Problem statement
Collect each line containing "Edwards".

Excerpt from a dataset

START

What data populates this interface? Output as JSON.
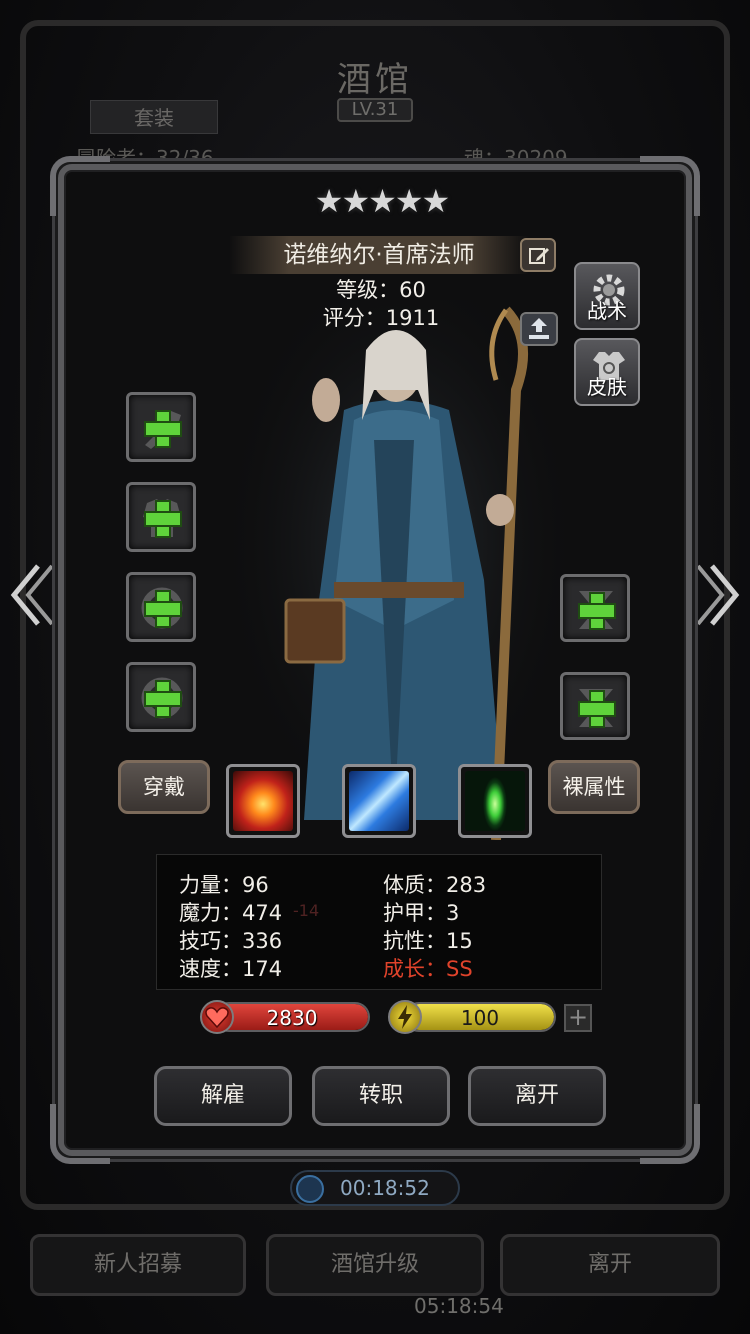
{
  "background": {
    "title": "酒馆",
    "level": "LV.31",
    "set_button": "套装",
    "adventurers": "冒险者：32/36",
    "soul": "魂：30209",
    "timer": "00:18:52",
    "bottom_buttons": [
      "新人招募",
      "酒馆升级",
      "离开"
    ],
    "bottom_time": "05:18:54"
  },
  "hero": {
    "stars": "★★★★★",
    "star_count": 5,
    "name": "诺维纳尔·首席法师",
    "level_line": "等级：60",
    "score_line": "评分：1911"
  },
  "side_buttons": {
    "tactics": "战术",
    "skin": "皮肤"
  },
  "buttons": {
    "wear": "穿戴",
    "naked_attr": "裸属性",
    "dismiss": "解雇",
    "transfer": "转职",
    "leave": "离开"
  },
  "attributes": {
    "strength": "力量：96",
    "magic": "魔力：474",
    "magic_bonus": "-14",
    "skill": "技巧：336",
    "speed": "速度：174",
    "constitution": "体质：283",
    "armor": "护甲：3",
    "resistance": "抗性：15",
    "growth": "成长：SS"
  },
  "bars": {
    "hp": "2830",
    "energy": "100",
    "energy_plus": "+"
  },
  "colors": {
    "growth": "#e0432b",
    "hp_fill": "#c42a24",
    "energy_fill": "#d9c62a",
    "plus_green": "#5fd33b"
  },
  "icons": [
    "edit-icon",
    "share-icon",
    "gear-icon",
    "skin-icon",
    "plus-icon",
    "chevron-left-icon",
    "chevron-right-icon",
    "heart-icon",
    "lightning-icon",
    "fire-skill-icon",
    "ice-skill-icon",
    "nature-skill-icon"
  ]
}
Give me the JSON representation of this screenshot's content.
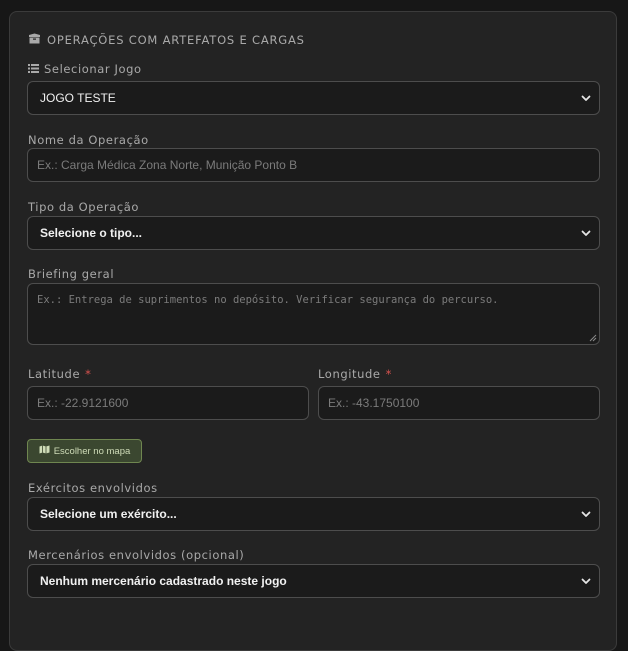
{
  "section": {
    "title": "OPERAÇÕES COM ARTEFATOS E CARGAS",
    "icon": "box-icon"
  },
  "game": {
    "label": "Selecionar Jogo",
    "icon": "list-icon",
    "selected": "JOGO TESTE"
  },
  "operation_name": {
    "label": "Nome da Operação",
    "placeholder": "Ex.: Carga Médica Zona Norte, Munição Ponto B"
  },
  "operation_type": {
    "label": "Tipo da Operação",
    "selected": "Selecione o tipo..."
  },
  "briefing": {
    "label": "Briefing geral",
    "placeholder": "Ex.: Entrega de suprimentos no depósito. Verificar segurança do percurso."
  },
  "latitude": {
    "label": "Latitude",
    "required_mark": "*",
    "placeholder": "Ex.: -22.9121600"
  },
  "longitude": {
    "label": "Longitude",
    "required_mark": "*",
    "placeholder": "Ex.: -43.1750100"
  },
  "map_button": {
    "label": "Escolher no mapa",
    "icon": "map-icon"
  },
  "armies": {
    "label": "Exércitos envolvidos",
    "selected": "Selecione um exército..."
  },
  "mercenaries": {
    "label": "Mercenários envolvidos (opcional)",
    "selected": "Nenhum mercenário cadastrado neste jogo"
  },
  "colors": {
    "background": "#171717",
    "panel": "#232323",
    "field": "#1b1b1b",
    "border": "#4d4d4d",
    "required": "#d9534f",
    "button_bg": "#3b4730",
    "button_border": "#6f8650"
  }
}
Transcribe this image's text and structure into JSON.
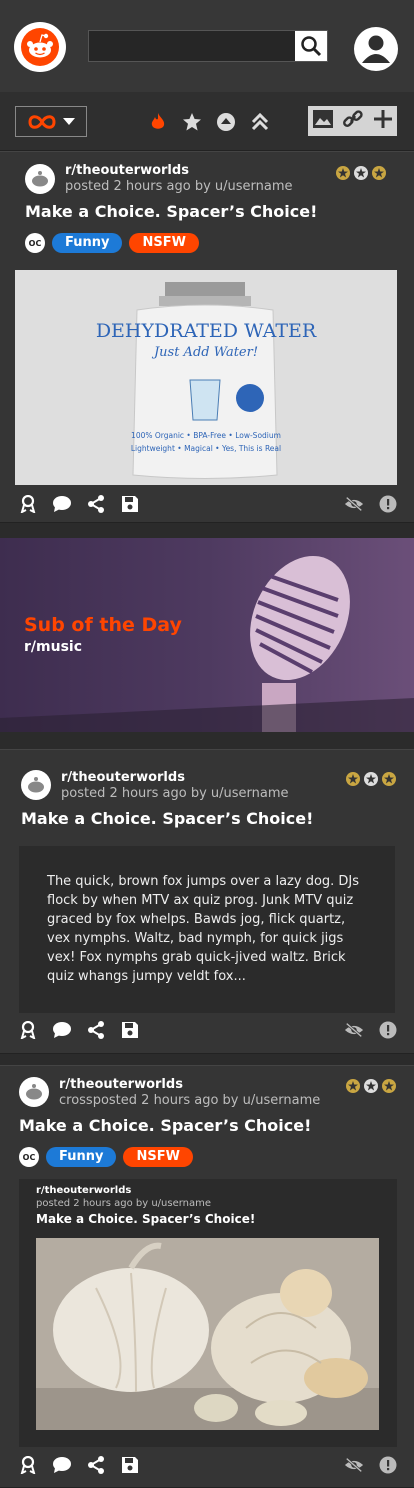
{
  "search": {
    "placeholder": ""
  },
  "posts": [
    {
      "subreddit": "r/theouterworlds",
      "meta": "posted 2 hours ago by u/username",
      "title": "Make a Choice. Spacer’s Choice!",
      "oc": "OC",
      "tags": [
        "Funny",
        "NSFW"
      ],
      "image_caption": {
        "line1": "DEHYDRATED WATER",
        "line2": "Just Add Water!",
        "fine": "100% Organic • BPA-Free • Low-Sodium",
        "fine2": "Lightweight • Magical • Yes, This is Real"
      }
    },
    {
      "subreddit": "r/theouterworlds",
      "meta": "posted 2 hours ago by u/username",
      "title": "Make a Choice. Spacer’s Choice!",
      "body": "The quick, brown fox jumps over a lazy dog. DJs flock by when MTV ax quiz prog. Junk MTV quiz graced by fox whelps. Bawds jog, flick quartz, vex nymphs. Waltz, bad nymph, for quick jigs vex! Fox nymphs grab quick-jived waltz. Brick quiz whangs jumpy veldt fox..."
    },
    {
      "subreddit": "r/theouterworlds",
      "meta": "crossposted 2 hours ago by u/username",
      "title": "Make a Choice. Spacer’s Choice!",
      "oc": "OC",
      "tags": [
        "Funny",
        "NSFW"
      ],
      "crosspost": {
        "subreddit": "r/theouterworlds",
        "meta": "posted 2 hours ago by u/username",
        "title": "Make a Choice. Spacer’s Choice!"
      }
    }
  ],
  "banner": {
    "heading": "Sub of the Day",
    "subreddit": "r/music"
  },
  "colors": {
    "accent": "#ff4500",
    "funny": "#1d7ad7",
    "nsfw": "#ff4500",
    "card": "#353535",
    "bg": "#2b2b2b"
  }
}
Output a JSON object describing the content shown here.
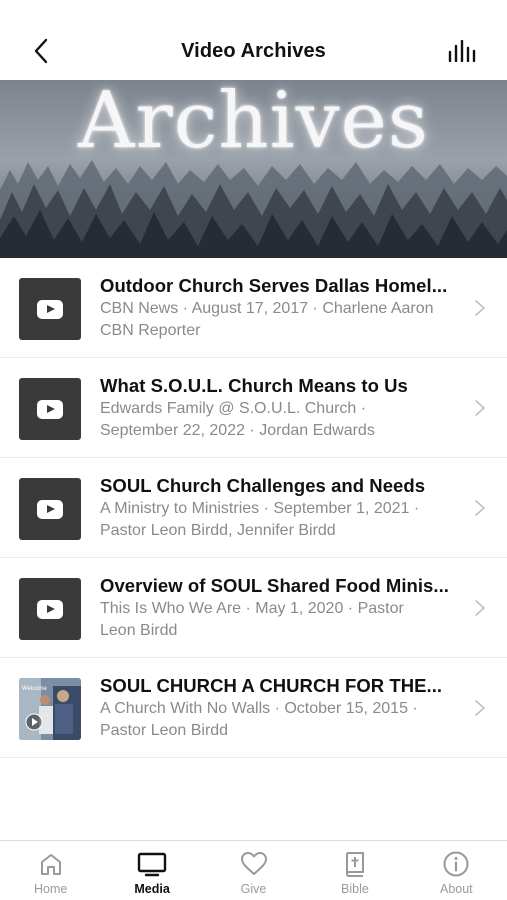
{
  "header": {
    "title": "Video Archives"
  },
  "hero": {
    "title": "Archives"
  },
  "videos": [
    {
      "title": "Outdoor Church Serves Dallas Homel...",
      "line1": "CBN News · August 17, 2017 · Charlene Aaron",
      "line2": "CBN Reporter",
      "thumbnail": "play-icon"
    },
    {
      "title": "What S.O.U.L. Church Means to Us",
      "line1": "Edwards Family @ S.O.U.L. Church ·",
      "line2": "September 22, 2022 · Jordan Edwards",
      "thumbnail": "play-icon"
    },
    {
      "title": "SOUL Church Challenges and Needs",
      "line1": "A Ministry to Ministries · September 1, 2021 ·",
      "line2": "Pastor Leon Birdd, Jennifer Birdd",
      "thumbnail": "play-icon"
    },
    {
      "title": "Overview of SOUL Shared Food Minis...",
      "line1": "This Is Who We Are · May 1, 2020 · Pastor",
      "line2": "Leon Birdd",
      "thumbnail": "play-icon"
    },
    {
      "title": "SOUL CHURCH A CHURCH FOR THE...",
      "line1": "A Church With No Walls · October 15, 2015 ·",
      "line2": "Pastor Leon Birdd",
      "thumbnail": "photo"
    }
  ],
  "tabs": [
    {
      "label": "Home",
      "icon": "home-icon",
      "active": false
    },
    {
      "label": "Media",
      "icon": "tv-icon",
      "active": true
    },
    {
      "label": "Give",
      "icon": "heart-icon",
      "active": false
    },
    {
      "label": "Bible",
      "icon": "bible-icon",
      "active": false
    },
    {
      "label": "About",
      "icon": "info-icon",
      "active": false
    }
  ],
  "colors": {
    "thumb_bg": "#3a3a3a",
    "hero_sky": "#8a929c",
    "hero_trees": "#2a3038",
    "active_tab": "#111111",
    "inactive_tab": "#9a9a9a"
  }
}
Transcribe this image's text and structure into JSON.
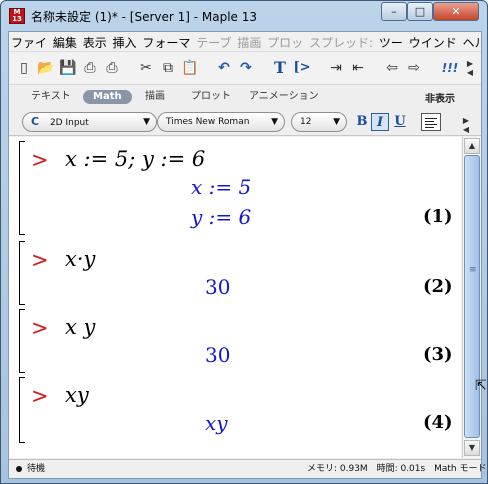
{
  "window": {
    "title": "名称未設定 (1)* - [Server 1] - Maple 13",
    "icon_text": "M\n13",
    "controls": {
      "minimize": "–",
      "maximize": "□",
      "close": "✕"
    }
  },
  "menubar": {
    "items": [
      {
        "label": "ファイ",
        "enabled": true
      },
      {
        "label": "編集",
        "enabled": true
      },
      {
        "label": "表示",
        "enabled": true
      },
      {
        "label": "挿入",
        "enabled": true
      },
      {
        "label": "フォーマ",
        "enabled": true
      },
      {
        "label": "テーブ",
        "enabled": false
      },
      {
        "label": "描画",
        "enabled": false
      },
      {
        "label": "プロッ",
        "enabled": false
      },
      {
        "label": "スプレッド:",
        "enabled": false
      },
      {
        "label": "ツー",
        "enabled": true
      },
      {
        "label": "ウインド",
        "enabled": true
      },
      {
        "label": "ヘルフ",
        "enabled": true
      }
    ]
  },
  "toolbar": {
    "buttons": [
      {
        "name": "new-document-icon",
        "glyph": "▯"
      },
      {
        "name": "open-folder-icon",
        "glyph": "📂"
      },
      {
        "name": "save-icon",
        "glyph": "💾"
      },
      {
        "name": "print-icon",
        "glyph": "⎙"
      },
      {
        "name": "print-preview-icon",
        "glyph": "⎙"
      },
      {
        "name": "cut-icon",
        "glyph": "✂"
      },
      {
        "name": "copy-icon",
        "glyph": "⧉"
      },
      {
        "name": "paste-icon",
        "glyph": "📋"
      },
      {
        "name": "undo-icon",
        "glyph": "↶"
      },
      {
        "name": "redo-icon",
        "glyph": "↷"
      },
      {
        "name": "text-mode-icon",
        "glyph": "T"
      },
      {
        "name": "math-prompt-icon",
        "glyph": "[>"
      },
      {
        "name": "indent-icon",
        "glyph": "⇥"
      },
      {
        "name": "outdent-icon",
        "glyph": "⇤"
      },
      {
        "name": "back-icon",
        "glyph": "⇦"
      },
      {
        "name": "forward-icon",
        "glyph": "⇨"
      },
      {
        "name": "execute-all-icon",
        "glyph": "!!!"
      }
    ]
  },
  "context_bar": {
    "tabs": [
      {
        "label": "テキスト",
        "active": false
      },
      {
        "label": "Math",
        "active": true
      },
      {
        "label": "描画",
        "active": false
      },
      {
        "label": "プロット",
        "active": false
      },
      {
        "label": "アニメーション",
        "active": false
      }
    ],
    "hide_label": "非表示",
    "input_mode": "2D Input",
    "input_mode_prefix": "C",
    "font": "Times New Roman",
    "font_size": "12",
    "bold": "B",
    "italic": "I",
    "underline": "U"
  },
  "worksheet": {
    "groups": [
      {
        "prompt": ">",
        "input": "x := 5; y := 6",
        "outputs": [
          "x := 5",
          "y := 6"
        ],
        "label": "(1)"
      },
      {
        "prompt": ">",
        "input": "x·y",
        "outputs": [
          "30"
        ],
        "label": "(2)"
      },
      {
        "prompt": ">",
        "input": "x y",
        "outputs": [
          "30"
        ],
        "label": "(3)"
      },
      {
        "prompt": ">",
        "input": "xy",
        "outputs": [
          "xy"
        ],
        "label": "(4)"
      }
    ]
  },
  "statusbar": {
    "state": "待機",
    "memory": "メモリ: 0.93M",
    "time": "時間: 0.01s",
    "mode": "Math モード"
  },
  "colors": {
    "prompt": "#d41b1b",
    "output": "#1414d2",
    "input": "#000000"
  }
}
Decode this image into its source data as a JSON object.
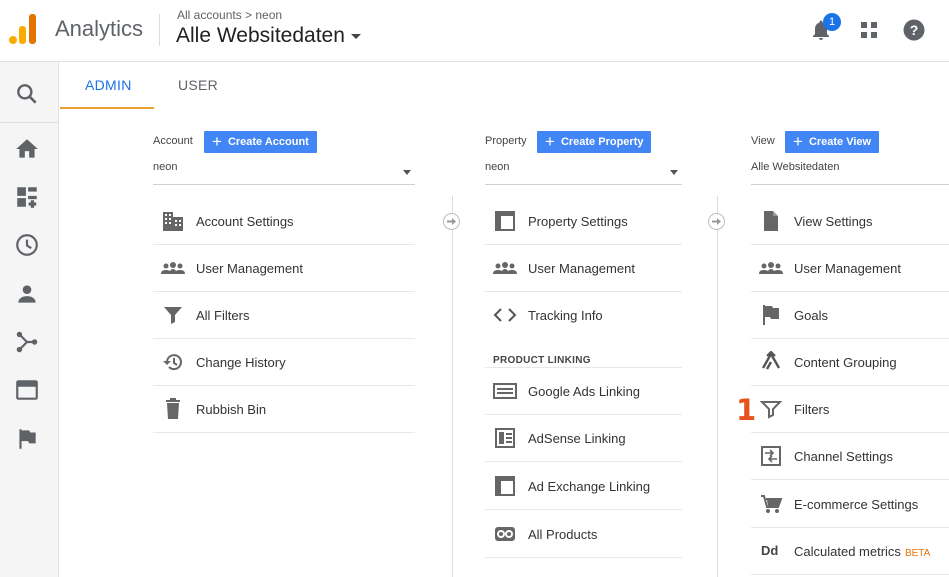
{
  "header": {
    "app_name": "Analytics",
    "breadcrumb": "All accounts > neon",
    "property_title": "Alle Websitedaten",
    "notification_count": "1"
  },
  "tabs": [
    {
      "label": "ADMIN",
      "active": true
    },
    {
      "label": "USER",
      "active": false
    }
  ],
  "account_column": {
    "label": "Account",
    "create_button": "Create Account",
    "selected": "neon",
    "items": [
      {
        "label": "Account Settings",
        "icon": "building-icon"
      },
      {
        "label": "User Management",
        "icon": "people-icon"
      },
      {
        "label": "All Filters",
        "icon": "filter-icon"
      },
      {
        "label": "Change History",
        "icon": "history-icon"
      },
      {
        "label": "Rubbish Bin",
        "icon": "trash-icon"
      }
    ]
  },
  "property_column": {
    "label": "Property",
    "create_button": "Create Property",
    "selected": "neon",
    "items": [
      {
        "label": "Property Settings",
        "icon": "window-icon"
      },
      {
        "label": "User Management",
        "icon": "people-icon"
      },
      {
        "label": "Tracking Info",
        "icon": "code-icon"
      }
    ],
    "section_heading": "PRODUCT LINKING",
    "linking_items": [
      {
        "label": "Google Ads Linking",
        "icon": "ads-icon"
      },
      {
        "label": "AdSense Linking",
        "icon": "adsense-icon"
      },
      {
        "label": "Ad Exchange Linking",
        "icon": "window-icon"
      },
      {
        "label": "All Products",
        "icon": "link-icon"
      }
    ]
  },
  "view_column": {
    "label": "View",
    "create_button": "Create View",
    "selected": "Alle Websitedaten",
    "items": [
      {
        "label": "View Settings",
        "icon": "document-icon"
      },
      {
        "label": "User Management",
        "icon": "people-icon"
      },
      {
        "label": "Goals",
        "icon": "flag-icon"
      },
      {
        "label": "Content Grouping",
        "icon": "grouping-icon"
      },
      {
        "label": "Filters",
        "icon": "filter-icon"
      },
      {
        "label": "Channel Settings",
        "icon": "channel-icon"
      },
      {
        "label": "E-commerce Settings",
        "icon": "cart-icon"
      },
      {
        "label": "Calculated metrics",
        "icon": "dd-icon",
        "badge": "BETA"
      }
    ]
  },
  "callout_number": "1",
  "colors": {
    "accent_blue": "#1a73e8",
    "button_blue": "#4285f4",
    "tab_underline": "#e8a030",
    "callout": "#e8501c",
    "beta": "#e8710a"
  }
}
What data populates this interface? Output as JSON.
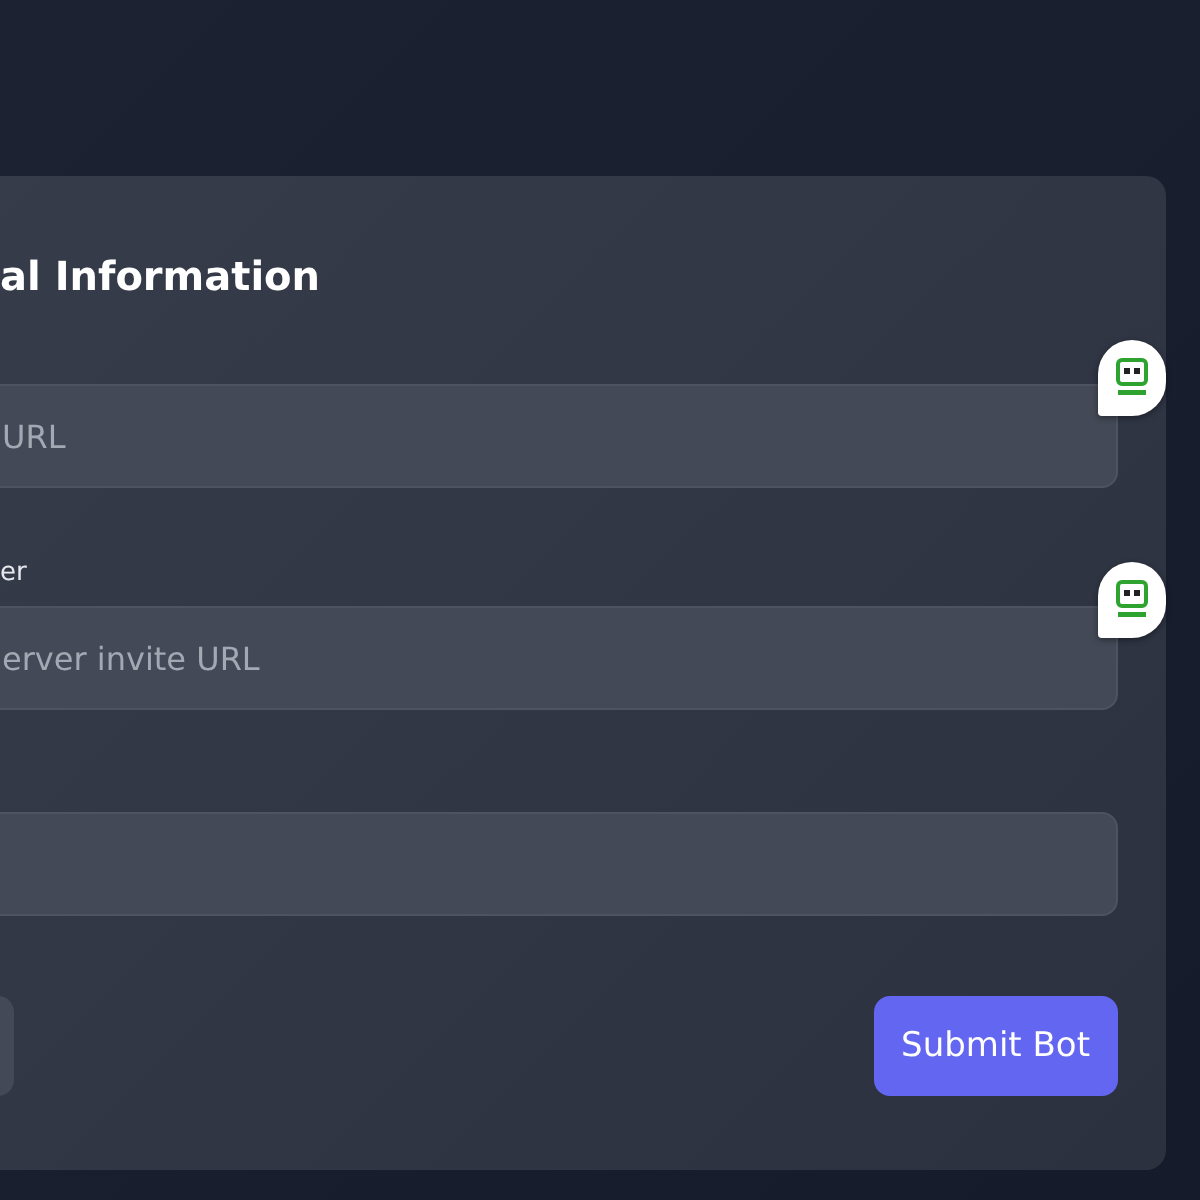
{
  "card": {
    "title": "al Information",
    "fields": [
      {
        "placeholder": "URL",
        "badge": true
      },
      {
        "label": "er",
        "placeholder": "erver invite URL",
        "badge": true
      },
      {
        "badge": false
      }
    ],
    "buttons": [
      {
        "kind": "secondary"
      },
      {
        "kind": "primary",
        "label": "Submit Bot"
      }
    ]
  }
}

END

Response to the task
      "line1": "Edwards Family @ S.O.U.L. Church ·",
      "line2": "September 22, 2022 · Jordan Edwards",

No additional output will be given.